→ **RECORDS FOR THE EXERCISE**:

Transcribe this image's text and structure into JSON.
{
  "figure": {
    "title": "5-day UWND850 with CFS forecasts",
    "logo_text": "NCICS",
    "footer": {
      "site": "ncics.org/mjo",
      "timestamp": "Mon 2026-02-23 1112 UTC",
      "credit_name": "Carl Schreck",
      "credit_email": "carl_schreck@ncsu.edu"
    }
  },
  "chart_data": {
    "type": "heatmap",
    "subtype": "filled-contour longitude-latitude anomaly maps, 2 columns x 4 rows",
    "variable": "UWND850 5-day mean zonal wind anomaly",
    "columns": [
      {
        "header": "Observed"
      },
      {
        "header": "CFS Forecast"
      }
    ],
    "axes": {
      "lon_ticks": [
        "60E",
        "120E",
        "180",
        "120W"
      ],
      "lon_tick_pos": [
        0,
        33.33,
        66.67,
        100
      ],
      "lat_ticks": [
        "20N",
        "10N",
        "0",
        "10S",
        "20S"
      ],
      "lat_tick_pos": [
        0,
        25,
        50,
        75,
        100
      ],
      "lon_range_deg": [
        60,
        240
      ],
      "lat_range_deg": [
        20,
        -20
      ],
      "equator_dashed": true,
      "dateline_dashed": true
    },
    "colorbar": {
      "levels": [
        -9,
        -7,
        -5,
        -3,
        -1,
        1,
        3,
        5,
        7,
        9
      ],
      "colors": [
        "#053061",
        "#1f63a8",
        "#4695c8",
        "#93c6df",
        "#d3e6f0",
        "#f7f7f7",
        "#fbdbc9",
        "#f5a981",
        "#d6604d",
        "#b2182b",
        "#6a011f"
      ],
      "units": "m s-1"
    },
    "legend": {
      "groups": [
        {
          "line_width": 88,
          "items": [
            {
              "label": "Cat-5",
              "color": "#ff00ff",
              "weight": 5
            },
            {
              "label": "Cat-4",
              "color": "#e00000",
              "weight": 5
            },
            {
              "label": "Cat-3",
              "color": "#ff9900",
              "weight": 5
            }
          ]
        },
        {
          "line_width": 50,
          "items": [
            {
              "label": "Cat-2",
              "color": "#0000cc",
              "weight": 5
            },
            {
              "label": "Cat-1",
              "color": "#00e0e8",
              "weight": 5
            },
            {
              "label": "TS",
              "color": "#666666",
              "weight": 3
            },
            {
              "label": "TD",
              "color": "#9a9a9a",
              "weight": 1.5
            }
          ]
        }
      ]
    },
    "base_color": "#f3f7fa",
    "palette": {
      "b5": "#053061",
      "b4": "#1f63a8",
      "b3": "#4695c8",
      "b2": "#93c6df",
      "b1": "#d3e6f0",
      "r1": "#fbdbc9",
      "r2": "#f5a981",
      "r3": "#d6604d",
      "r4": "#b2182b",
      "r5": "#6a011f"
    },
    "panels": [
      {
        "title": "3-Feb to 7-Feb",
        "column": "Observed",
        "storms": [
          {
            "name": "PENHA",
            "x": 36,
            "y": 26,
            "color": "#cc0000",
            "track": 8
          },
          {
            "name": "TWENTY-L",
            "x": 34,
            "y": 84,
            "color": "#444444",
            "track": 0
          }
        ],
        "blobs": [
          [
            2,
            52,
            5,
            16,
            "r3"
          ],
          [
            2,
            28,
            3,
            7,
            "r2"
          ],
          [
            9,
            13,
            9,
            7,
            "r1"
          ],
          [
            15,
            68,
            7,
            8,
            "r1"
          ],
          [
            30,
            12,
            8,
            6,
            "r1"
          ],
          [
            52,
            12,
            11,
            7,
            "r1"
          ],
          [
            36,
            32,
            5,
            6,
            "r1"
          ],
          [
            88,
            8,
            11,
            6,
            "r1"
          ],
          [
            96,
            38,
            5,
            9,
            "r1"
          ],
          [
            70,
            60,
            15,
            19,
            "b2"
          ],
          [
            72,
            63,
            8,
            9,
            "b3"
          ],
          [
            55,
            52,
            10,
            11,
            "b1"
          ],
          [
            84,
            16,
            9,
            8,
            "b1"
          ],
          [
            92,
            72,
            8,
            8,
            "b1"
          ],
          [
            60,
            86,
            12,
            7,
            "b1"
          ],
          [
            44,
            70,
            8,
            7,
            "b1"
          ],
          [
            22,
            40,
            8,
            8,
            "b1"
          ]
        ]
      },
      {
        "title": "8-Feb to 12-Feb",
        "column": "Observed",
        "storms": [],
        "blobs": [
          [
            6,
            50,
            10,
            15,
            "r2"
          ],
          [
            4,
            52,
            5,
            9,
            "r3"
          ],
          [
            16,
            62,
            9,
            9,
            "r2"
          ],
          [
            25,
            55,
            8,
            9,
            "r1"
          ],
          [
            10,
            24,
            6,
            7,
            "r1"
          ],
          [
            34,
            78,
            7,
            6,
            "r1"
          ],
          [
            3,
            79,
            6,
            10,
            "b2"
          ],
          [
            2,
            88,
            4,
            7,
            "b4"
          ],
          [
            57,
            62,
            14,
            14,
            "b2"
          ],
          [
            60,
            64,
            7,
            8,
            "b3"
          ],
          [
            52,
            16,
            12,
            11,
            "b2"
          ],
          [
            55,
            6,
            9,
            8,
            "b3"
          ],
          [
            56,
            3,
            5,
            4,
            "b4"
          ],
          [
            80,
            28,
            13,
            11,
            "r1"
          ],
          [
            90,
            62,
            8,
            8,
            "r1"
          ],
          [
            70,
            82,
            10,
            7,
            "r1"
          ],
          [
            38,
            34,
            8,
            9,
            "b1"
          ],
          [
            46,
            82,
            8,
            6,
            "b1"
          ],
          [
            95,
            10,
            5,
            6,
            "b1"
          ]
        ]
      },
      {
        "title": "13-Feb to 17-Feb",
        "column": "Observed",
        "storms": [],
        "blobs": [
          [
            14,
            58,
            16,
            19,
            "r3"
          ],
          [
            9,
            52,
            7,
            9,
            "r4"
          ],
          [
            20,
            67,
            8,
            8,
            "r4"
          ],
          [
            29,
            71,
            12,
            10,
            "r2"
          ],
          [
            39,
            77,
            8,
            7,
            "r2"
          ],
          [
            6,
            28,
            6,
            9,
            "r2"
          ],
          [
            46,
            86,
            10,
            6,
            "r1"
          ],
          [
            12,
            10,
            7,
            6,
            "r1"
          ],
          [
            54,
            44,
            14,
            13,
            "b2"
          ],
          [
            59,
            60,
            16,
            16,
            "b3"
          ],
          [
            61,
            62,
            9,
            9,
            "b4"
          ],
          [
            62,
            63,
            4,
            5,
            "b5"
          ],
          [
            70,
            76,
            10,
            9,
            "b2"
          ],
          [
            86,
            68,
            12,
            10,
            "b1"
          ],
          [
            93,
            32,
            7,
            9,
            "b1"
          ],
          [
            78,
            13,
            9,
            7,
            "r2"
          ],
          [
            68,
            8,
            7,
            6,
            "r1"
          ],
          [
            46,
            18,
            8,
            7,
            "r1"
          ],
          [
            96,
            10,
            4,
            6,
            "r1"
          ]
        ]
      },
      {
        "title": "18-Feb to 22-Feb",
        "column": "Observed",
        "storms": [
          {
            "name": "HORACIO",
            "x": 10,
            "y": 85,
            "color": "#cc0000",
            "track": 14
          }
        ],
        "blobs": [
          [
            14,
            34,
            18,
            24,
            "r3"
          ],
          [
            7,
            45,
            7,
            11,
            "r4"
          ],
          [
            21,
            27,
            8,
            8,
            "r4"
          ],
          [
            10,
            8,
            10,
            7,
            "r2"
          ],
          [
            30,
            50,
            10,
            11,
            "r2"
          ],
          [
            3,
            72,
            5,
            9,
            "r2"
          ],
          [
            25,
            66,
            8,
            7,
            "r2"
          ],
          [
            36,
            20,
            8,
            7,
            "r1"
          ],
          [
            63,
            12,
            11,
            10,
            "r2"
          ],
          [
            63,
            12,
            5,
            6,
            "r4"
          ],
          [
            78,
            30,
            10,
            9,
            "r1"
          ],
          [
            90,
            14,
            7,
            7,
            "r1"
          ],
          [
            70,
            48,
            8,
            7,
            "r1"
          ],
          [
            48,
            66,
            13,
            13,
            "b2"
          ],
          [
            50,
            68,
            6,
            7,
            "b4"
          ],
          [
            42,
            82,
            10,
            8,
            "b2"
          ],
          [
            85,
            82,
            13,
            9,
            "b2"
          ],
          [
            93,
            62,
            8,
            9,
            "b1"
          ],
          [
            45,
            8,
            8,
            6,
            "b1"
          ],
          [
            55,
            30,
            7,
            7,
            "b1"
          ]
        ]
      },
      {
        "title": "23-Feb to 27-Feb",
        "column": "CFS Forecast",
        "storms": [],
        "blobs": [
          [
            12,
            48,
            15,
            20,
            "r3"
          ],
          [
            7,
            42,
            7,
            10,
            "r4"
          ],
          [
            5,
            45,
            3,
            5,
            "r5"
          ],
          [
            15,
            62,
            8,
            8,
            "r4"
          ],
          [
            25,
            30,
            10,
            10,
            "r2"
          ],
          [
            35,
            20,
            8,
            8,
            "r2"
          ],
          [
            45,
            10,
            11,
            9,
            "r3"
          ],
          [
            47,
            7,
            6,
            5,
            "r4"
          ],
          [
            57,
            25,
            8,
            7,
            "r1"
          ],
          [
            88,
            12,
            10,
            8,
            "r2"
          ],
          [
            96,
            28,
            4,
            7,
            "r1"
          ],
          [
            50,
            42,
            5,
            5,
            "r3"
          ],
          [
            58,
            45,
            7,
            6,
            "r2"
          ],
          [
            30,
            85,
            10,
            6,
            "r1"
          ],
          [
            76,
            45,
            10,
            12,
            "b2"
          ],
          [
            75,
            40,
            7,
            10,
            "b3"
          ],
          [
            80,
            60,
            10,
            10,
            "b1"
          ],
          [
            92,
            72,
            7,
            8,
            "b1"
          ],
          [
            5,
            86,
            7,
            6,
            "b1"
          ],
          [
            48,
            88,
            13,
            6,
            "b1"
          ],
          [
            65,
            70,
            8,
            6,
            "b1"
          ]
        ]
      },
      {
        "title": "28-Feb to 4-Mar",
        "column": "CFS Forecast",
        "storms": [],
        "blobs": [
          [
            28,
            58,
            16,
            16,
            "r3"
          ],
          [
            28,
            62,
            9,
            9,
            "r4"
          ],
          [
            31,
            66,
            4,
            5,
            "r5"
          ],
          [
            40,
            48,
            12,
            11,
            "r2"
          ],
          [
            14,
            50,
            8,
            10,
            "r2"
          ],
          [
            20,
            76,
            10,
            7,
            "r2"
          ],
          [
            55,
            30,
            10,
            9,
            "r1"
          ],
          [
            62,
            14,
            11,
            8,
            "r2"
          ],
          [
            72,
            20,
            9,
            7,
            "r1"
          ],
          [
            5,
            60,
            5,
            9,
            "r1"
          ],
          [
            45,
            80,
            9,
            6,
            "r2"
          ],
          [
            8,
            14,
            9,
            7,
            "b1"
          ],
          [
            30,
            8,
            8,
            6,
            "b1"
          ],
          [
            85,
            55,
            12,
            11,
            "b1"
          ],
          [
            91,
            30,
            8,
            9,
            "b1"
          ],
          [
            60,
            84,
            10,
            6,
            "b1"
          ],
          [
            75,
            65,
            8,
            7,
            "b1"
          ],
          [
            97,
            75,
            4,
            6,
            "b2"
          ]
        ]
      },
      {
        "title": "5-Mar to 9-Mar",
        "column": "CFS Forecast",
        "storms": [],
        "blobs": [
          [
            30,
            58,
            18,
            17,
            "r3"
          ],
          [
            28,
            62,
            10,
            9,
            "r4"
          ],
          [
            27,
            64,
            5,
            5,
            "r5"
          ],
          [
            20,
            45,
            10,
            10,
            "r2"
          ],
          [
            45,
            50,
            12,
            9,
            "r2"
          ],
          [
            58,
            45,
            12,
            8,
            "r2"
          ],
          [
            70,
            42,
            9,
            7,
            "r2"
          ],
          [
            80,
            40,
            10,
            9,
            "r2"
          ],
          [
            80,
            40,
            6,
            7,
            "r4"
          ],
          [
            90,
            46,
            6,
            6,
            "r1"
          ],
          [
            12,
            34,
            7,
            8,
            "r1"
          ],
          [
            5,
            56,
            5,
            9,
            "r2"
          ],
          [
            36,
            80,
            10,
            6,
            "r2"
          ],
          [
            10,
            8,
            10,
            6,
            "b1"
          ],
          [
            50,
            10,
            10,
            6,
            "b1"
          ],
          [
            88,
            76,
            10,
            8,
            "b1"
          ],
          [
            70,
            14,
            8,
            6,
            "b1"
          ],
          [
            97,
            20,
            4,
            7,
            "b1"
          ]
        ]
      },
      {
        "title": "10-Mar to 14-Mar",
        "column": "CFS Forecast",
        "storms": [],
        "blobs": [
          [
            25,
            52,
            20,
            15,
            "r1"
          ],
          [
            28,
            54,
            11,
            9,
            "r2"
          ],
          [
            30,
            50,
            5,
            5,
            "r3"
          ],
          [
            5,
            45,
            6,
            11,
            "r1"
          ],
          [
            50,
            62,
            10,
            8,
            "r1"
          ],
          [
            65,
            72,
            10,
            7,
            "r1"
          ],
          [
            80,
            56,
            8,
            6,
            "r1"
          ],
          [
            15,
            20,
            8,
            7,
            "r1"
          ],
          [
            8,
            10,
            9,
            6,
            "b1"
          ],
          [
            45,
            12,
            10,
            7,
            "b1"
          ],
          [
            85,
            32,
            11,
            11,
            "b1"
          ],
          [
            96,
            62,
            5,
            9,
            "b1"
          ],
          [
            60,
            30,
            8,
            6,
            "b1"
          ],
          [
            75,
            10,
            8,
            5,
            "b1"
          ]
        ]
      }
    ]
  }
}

→ **WORK TO BE COMPLETED**: Report how many lines in these entries contain "anomaly". Answer with the number only.

→ **EXERCISE RESULT**: 2